Data entries:
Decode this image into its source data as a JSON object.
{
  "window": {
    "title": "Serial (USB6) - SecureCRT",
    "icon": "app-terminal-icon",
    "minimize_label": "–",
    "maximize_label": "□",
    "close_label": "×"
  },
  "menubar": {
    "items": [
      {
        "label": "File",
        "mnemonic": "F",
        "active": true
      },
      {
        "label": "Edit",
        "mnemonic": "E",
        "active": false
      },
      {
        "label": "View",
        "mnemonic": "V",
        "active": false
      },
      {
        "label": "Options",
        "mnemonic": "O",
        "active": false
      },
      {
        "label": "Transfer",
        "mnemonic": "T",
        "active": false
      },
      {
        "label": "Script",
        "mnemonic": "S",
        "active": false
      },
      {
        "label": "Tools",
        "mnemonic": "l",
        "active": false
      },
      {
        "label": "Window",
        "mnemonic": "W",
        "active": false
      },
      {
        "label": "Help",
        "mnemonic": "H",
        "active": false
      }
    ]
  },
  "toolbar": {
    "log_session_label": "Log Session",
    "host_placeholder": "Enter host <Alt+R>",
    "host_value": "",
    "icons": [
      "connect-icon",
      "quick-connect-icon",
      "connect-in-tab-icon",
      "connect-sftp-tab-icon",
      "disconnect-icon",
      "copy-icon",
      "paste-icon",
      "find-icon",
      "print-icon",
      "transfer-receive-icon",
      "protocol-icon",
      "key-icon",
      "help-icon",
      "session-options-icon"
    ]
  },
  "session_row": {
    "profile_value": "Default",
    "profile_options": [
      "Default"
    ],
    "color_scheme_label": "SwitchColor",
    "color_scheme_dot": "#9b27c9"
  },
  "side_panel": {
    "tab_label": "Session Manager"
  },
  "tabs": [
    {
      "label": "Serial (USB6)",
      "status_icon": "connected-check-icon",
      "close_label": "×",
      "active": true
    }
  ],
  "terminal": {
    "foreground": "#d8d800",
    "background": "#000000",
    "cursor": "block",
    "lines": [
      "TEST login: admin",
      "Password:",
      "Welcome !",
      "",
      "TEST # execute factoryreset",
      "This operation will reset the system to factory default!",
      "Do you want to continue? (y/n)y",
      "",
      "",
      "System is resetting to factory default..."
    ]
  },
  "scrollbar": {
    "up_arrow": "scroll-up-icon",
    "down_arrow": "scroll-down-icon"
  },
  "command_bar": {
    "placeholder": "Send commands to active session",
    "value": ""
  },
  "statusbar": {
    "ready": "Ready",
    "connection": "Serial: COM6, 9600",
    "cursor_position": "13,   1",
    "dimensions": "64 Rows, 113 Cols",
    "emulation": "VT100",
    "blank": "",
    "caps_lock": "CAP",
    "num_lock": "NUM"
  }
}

*Short task:* Each line above must be printed exactly as it appears.

*Solved problem:*
Decode this image into its source data as a JSON object.
{
  "window": {
    "title": "Serial (USB6) - SecureCRT",
    "icon": "app-terminal-icon",
    "minimize_label": "–",
    "maximize_label": "□",
    "close_label": "×"
  },
  "menubar": {
    "items": [
      {
        "label": "File",
        "mnemonic": "F",
        "active": true
      },
      {
        "label": "Edit",
        "mnemonic": "E",
        "active": false
      },
      {
        "label": "View",
        "mnemonic": "V",
        "active": false
      },
      {
        "label": "Options",
        "mnemonic": "O",
        "active": false
      },
      {
        "label": "Transfer",
        "mnemonic": "T",
        "active": false
      },
      {
        "label": "Script",
        "mnemonic": "S",
        "active": false
      },
      {
        "label": "Tools",
        "mnemonic": "l",
        "active": false
      },
      {
        "label": "Window",
        "mnemonic": "W",
        "active": false
      },
      {
        "label": "Help",
        "mnemonic": "H",
        "active": false
      }
    ]
  },
  "toolbar": {
    "log_session_label": "Log Session",
    "host_placeholder": "Enter host <Alt+R>",
    "host_value": "",
    "icons": [
      "connect-icon",
      "quick-connect-icon",
      "connect-in-tab-icon",
      "connect-sftp-tab-icon",
      "disconnect-icon",
      "copy-icon",
      "paste-icon",
      "find-icon",
      "print-icon",
      "transfer-receive-icon",
      "protocol-icon",
      "key-icon",
      "help-icon",
      "session-options-icon"
    ]
  },
  "session_row": {
    "profile_value": "Default",
    "profile_options": [
      "Default"
    ],
    "color_scheme_label": "SwitchColor",
    "color_scheme_dot": "#9b27c9"
  },
  "side_panel": {
    "tab_label": "Session Manager"
  },
  "tabs": [
    {
      "label": "Serial (USB6)",
      "status_icon": "connected-check-icon",
      "close_label": "×",
      "active": true
    }
  ],
  "terminal": {
    "foreground": "#d8d800",
    "background": "#000000",
    "cursor": "block",
    "lines": [
      "TEST login: admin",
      "Password:",
      "Welcome !",
      "",
      "TEST # execute factoryreset",
      "This operation will reset the system to factory default!",
      "Do you want to continue? (y/n)y",
      "",
      "",
      "System is resetting to factory default..."
    ]
  },
  "scrollbar": {
    "up_arrow": "scroll-up-icon",
    "down_arrow": "scroll-down-icon"
  },
  "command_bar": {
    "placeholder": "Send commands to active session",
    "value": ""
  },
  "statusbar": {
    "ready": "Ready",
    "connection": "Serial: COM6, 9600",
    "cursor_position": "13,   1",
    "dimensions": "64 Rows, 113 Cols",
    "emulation": "VT100",
    "blank": "",
    "caps_lock": "CAP",
    "num_lock": "NUM"
  }
}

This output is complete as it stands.